→ **DIRECTION**:
Quote the data below in full, minus the images.

:: DATASET EXCERPTS

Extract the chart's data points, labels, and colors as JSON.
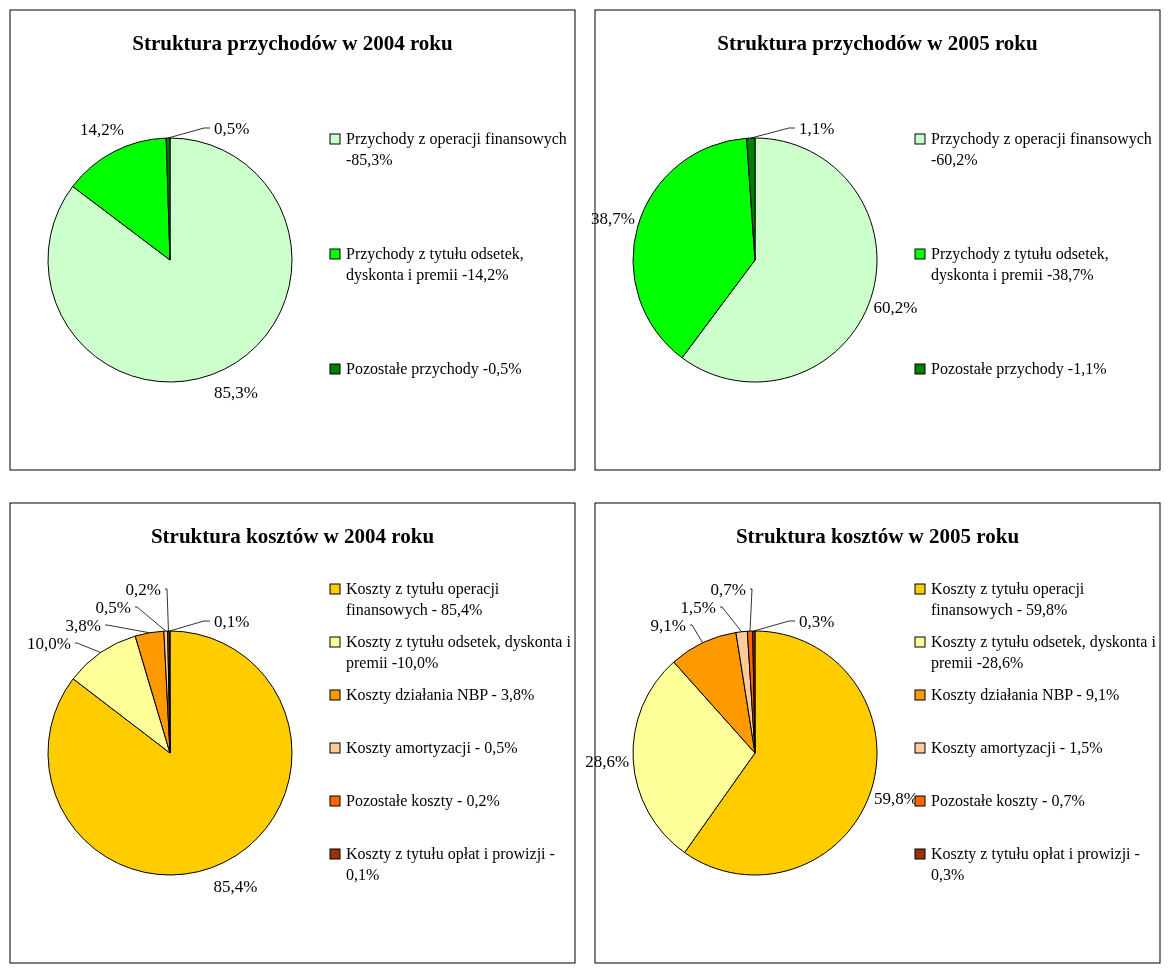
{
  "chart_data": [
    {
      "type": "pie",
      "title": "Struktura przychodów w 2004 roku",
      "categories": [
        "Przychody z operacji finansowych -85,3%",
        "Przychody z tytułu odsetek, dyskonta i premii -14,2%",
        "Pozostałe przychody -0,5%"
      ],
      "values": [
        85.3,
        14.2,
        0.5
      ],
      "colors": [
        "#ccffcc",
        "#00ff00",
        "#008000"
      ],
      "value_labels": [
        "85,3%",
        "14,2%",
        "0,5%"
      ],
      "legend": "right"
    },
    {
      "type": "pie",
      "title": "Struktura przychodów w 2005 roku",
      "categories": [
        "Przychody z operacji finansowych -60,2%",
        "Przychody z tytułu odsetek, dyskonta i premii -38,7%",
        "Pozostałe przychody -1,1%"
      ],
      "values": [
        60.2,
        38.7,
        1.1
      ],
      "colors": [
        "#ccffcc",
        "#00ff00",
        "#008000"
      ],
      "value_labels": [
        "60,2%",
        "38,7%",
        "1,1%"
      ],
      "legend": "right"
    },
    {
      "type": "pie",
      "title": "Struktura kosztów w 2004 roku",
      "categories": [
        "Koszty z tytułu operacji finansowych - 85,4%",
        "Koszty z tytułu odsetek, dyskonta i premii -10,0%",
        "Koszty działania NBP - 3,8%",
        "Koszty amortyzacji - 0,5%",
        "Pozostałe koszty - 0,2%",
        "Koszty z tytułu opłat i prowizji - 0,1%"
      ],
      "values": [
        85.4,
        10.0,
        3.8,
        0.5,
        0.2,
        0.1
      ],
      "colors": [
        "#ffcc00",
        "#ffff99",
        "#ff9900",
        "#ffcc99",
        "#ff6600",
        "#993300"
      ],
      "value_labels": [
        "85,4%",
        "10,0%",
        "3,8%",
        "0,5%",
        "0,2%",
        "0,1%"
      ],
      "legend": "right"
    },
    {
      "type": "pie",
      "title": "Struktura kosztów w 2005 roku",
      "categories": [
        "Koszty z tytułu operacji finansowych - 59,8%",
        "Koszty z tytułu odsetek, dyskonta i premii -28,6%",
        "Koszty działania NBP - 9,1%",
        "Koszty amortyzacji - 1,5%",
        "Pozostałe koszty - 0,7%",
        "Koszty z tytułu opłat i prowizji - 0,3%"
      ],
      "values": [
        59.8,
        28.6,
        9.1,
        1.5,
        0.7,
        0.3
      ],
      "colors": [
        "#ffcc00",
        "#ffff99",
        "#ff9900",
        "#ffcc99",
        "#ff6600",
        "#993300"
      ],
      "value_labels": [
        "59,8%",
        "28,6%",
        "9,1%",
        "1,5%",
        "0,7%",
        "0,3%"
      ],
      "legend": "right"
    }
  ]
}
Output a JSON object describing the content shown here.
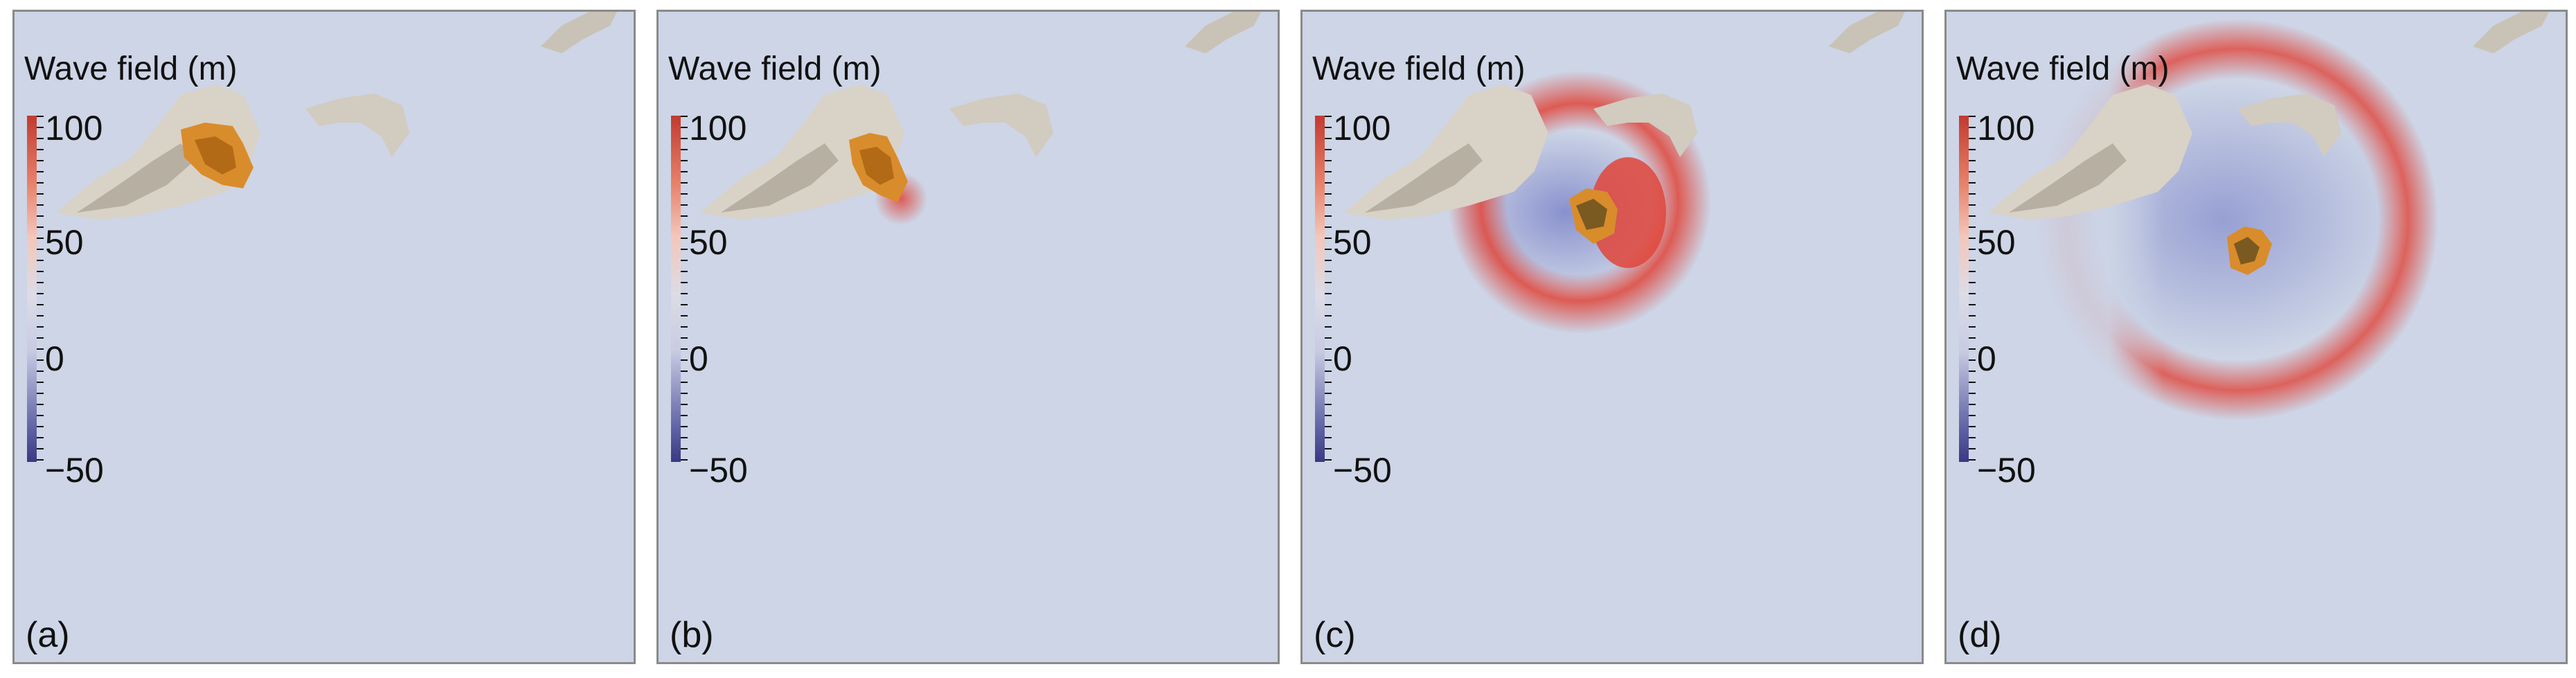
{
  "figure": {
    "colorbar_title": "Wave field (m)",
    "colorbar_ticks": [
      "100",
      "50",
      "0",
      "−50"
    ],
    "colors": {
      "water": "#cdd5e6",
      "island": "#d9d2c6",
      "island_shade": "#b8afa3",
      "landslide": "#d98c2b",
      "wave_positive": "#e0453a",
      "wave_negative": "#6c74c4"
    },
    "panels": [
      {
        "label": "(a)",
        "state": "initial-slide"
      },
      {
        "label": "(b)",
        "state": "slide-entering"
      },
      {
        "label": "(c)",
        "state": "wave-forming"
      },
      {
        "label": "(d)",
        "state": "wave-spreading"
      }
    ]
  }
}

::::

→ **ANSWER FOR THIS EXERCISE**:
Extract the chart's data points, labels, and colors as JSON.
{
  "chart_data": [
    {
      "type": "pie",
      "title": "Struktura przychodów w 2004 roku",
      "categories": [
        "Przychody z operacji finansowych -85,3%",
        "Przychody z tytułu odsetek, dyskonta i premii -14,2%",
        "Pozostałe przychody -0,5%"
      ],
      "values": [
        85.3,
        14.2,
        0.5
      ],
      "colors": [
        "#ccffcc",
        "#00ff00",
        "#008000"
      ],
      "value_labels": [
        "85,3%",
        "14,2%",
        "0,5%"
      ],
      "legend": "right"
    },
    {
      "type": "pie",
      "title": "Struktura przychodów w 2005 roku",
      "categories": [
        "Przychody z operacji finansowych -60,2%",
        "Przychody z tytułu odsetek, dyskonta i premii -38,7%",
        "Pozostałe przychody -1,1%"
      ],
      "values": [
        60.2,
        38.7,
        1.1
      ],
      "colors": [
        "#ccffcc",
        "#00ff00",
        "#008000"
      ],
      "value_labels": [
        "60,2%",
        "38,7%",
        "1,1%"
      ],
      "legend": "right"
    },
    {
      "type": "pie",
      "title": "Struktura kosztów w 2004 roku",
      "categories": [
        "Koszty z tytułu operacji finansowych - 85,4%",
        "Koszty z tytułu odsetek, dyskonta i premii -10,0%",
        "Koszty działania NBP - 3,8%",
        "Koszty amortyzacji - 0,5%",
        "Pozostałe koszty - 0,2%",
        "Koszty z tytułu opłat i prowizji - 0,1%"
      ],
      "values": [
        85.4,
        10.0,
        3.8,
        0.5,
        0.2,
        0.1
      ],
      "colors": [
        "#ffcc00",
        "#ffff99",
        "#ff9900",
        "#ffcc99",
        "#ff6600",
        "#993300"
      ],
      "value_labels": [
        "85,4%",
        "10,0%",
        "3,8%",
        "0,5%",
        "0,2%",
        "0,1%"
      ],
      "legend": "right"
    },
    {
      "type": "pie",
      "title": "Struktura kosztów w 2005 roku",
      "categories": [
        "Koszty z tytułu operacji finansowych - 59,8%",
        "Koszty z tytułu odsetek, dyskonta i premii -28,6%",
        "Koszty działania NBP - 9,1%",
        "Koszty amortyzacji - 1,5%",
        "Pozostałe koszty - 0,7%",
        "Koszty z tytułu opłat i prowizji - 0,3%"
      ],
      "values": [
        59.8,
        28.6,
        9.1,
        1.5,
        0.7,
        0.3
      ],
      "colors": [
        "#ffcc00",
        "#ffff99",
        "#ff9900",
        "#ffcc99",
        "#ff6600",
        "#993300"
      ],
      "value_labels": [
        "59,8%",
        "28,6%",
        "9,1%",
        "1,5%",
        "0,7%",
        "0,3%"
      ],
      "legend": "right"
    }
  ]
}
Output a JSON object describing the content shown here.
{
  "figure": {
    "colorbar_title": "Wave field (m)",
    "colorbar_ticks": [
      "100",
      "50",
      "0",
      "−50"
    ],
    "colors": {
      "water": "#cdd5e6",
      "island": "#d9d2c6",
      "island_shade": "#b8afa3",
      "landslide": "#d98c2b",
      "wave_positive": "#e0453a",
      "wave_negative": "#6c74c4"
    },
    "panels": [
      {
        "label": "(a)",
        "state": "initial-slide"
      },
      {
        "label": "(b)",
        "state": "slide-entering"
      },
      {
        "label": "(c)",
        "state": "wave-forming"
      },
      {
        "label": "(d)",
        "state": "wave-spreading"
      }
    ]
  }
}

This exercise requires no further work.